## RAW DATA
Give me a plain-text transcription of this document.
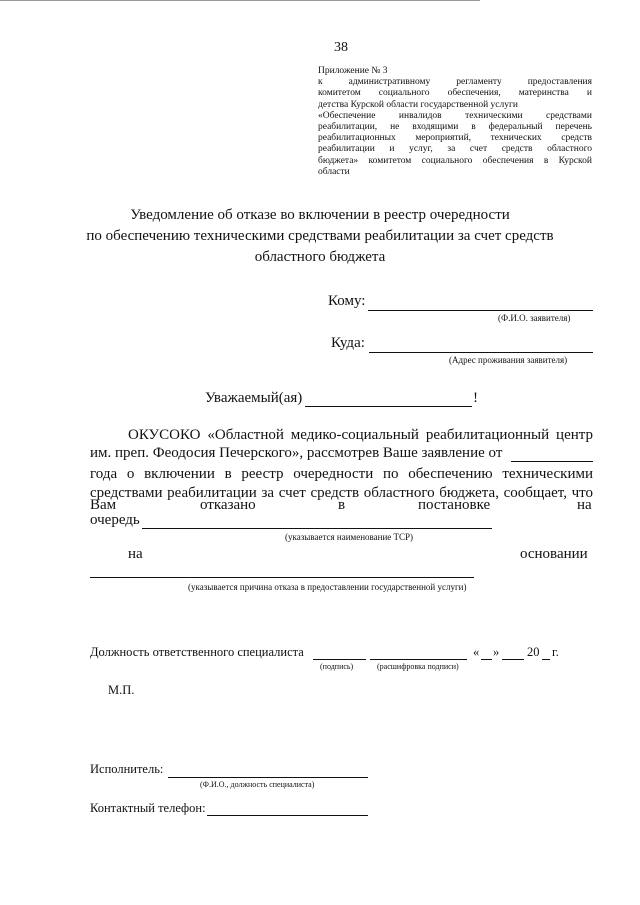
38
Приложение № 3
к административному регламенту предоставления
комитетом социального обеспечения, материнства и
детства Курской области государственной услуги
«Обеспечение инвалидов техническими средствами
реабилитации, не входящими в федеральный перечень
реабилитационных мероприятий, технических средств
реабилитации и услуг, за счет средств областного
бюджета» комитетом социального обеспечения в Курской
области
Уведомление об отказе во включении в реестр очередности
по обеспечению техническими средствами реабилитации за счет средств
областного бюджета
Кому:
(Ф.И.О. заявителя)
Куда:
(Адрес проживания заявителя)
Уважаемый(ая)	!
ОКУСОКО «Областной медико-социальный реабилитационный центр
им. преп. Феодосия Печерского», рассмотрев Ваше заявление от
года о включении в реестр очередности по обеспечению техническими
средствами реабилитации за счет средств областного бюджета, сообщает, что
Вам	отказано	в	постановке	на
очередь
(указывается наименование ТСР)
на	основании
(указывается причина отказа в предоставлении государственной услуги)
Должность ответственного специалиста	« » 20 г.
(подпись)	(расшифровка подписи)
М.П.
Исполнитель:
(Ф.И.О., должность специалиста)
Контактный телефон:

## WHAT THE EXERCISE ASKS
Copy all lines from the material that include "включении".

## RESPONSE TO THE EXERCISE
Уведомление об отказе во включении в реестр очередности
года о включении в реестр очередности по обеспечению техническими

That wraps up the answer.